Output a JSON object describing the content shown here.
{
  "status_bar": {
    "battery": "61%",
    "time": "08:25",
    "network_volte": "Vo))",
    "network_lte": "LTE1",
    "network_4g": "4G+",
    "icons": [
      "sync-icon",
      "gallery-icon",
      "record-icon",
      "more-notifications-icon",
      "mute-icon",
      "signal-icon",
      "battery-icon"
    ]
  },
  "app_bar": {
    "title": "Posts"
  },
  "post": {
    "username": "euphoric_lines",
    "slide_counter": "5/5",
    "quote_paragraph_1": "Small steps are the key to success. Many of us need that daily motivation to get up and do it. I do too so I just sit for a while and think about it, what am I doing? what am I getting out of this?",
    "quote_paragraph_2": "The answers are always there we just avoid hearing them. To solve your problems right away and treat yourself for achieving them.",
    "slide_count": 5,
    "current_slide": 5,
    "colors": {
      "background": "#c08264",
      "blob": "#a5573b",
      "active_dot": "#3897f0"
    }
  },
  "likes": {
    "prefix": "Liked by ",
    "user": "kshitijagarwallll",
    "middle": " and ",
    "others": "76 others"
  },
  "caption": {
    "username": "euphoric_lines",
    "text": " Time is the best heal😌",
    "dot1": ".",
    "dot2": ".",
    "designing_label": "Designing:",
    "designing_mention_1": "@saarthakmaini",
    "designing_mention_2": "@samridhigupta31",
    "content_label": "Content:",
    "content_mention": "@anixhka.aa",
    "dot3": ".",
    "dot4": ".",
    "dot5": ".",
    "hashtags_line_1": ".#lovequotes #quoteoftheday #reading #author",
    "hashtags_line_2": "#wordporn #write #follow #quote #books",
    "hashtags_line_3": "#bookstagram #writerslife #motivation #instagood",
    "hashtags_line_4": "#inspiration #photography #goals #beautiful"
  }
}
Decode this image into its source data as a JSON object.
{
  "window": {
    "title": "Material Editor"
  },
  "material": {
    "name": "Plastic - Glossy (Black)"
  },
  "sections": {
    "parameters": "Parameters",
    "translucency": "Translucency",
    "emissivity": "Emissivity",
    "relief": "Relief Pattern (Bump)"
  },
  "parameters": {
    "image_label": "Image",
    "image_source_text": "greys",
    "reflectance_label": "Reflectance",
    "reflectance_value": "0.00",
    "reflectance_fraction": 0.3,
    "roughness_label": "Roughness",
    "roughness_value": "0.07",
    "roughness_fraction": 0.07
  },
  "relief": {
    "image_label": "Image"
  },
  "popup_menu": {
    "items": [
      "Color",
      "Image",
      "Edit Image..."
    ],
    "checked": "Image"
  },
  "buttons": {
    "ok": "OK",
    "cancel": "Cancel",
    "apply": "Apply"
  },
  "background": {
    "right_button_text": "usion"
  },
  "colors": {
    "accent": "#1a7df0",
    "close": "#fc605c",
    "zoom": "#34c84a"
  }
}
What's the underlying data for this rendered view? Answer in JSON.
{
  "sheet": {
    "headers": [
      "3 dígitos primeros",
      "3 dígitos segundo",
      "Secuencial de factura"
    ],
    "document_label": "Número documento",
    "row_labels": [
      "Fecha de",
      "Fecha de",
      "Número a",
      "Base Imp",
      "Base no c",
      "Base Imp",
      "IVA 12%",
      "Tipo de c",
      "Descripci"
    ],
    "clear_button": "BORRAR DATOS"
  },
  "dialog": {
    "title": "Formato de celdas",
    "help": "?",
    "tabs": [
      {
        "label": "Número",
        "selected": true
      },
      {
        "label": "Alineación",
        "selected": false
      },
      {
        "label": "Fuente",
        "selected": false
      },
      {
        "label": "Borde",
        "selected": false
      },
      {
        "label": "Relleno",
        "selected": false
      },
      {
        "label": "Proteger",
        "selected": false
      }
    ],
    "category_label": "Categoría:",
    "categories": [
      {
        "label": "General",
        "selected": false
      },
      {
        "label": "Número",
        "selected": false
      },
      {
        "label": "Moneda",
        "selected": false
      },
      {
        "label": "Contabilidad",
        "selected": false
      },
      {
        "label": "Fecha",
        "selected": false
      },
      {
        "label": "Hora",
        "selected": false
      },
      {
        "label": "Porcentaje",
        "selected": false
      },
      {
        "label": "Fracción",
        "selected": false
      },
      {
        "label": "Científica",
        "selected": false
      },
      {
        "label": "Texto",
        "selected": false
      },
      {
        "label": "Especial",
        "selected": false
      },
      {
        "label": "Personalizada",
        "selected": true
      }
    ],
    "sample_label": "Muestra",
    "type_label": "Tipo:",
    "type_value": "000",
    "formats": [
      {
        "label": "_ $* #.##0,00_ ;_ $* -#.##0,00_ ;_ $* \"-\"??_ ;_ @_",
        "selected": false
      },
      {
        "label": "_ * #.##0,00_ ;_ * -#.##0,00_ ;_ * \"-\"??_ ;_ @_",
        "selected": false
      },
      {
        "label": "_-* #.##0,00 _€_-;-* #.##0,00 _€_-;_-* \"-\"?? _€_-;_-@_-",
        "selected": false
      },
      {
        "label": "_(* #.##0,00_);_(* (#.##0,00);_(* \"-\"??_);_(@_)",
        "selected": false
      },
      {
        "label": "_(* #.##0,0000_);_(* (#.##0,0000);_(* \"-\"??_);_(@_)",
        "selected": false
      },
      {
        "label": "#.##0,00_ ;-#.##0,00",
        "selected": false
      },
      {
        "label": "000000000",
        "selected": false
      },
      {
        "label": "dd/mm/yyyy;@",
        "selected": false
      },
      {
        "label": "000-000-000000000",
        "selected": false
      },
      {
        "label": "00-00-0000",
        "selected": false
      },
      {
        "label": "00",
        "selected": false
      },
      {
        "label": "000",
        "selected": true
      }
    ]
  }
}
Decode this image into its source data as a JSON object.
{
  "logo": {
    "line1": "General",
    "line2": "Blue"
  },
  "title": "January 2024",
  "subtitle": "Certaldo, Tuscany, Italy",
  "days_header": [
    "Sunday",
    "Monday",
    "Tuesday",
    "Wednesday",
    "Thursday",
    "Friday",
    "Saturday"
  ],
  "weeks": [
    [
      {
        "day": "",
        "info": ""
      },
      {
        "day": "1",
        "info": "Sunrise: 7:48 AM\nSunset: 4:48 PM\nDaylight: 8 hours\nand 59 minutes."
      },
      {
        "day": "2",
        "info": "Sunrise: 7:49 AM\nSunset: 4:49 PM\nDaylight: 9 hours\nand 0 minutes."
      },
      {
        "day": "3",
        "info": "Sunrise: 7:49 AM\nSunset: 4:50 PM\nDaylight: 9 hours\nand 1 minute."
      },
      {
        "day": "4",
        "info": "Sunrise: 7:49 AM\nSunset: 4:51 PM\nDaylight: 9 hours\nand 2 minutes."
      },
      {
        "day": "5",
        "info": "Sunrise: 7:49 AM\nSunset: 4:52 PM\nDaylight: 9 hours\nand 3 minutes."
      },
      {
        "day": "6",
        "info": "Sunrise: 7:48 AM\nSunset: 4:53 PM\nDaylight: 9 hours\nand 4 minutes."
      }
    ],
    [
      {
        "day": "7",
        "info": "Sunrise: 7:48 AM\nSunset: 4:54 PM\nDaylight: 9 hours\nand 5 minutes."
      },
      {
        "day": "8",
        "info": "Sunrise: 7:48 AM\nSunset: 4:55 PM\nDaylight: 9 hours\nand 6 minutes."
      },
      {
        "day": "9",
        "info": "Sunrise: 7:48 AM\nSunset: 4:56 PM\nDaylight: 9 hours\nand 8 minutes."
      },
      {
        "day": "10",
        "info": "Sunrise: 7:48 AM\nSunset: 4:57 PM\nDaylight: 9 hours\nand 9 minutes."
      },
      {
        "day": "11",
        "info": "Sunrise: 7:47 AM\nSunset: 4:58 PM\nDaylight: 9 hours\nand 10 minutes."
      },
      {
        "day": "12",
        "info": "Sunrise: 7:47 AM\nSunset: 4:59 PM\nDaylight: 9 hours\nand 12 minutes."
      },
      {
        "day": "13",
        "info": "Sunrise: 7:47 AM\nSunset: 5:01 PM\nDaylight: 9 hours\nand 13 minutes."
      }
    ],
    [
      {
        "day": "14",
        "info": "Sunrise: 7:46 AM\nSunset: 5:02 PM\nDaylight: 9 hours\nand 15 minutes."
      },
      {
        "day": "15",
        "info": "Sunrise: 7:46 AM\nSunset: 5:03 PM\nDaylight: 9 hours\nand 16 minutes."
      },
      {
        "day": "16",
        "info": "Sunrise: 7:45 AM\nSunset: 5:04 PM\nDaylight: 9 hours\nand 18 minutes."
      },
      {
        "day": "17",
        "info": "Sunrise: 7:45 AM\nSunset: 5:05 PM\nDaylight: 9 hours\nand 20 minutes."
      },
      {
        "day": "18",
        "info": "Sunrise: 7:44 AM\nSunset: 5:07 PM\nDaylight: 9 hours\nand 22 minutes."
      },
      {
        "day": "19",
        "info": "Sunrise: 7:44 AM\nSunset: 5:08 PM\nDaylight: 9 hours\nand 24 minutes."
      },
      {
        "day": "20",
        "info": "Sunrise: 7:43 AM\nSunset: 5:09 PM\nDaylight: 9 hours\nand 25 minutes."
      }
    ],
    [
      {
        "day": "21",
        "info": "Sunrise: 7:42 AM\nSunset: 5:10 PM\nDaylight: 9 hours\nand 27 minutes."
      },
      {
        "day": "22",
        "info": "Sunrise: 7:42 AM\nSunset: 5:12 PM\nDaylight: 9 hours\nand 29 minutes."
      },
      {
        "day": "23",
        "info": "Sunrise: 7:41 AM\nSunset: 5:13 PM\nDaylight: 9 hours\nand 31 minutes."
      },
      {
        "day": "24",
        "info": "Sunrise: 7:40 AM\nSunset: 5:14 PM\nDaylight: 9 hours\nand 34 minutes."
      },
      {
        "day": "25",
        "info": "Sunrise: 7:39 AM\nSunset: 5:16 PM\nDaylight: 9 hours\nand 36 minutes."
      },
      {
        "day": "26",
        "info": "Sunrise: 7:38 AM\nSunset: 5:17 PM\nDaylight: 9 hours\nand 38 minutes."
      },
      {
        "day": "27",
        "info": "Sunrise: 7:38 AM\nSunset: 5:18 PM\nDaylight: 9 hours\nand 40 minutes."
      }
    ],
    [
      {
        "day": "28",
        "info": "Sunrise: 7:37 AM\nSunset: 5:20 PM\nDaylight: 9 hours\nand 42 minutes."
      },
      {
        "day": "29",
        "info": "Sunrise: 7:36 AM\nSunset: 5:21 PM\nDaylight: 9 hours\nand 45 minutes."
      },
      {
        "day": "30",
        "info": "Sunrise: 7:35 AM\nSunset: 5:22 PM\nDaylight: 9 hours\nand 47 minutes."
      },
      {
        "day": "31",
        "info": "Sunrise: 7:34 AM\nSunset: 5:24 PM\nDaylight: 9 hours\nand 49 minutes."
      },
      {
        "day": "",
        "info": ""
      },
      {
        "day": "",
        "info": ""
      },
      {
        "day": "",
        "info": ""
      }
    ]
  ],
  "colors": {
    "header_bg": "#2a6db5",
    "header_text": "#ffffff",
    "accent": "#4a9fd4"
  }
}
______________________________
Exactly how many lines of the material contain the word "parameters"? Write the number alone.

2